■ **What you will do**
Scan the lines below for the word "podríamos". Copy each line you find it in.

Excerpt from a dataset

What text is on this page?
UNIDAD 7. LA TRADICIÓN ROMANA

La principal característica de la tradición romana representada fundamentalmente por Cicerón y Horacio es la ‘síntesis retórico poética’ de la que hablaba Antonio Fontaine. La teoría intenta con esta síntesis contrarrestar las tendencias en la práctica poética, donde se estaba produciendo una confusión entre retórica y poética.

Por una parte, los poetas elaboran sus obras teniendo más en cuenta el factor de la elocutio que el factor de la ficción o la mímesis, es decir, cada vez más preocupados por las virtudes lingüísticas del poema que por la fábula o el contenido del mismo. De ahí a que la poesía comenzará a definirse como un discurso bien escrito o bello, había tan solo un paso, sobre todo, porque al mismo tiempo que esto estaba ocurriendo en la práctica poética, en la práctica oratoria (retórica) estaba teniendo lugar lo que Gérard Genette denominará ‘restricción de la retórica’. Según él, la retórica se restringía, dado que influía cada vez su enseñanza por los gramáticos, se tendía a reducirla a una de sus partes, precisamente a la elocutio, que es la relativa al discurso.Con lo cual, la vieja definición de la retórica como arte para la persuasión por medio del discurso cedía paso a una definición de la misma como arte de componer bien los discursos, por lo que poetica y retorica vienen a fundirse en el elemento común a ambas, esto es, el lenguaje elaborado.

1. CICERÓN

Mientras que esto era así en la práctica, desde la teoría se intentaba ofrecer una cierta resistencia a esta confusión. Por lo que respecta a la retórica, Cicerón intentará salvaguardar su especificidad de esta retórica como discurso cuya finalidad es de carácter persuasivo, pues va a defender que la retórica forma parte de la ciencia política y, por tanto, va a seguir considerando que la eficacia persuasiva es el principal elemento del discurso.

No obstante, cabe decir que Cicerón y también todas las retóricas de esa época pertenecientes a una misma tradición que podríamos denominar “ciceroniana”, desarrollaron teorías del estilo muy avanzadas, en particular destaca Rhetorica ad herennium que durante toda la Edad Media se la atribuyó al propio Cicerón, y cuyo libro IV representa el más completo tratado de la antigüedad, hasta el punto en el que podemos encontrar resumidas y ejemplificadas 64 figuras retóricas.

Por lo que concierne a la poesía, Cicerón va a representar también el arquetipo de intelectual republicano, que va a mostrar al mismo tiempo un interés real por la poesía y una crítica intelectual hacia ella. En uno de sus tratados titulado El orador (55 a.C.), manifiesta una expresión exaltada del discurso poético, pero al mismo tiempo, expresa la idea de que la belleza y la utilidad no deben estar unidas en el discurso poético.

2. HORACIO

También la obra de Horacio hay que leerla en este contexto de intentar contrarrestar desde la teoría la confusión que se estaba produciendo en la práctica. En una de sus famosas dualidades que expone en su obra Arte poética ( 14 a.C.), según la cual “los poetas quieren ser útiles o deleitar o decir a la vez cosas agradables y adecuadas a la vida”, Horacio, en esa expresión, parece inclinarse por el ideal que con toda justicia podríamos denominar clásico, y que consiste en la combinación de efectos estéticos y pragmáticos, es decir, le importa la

■ **Solution to this task**
No obstante, cabe decir que Cicerón y también todas las retóricas de esa época pertenecientes a una misma tradición que podríamos denominar “ciceroniana”, desarrollaron teorías del estilo muy avanzadas, en particular destaca Rhetorica ad herennium que durante toda la Edad Media se la atribuyó al propio Cicerón, y cuyo libro IV representa el más completo tratado de la antigüedad, hasta el punto en el que podemos encontrar resumidas y ejemplificadas 64 figuras retóricas.
También la obra de Horacio hay que leerla en este contexto de intentar contrarrestar desde la teoría la confusión que se estaba produciendo en la práctica. En una de sus famosas dualidades que expone en su obra Arte poética ( 14 a.C.), según la cual “los poetas quieren ser útiles o deleitar o decir a la vez cosas agradables y adecuadas a la vida”, Horacio, en esa expresión, parece inclinarse por el ideal que con toda justicia podríamos denominar clásico, y que consiste en la combinación de efectos estéticos y pragmáticos, es decir, le importa la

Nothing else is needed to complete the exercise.